## WHAT THE TASK ASKS
Each line from the material with the word "this" in it must be copied.

◇ ◇ ◇ ◇ ◇

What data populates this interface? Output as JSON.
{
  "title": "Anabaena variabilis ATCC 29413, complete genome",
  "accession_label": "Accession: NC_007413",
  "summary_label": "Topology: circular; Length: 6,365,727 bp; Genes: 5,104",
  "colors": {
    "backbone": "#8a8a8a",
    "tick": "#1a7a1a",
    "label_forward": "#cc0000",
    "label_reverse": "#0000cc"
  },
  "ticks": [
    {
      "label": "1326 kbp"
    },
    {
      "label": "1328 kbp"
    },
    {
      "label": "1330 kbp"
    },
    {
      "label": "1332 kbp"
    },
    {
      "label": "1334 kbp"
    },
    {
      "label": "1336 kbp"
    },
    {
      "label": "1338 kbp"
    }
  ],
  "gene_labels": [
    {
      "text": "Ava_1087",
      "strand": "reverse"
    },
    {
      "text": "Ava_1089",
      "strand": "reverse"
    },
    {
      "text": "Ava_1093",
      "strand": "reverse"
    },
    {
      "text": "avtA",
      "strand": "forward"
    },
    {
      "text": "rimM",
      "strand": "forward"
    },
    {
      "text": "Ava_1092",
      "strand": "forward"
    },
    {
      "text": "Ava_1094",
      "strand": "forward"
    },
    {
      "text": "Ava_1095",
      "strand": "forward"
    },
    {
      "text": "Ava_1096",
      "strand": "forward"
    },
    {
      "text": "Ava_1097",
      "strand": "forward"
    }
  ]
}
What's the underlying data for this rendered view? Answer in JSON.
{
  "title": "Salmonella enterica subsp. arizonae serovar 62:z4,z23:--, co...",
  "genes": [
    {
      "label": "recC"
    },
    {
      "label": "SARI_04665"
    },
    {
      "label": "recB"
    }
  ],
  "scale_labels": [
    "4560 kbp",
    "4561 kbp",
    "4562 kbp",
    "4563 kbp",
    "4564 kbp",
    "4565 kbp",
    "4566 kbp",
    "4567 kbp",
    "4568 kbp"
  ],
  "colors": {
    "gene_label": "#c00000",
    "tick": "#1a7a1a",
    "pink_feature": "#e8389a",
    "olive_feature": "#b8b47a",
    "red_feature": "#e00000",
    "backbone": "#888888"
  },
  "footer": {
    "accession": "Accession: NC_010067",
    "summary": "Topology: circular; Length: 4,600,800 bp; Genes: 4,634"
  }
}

◇ ◇ ◇ ◇ ◇

## YOUR SOLUTION
What data populates this interface? Output as JSON.
What's the underlying data for this rendered view? Answer in JSON.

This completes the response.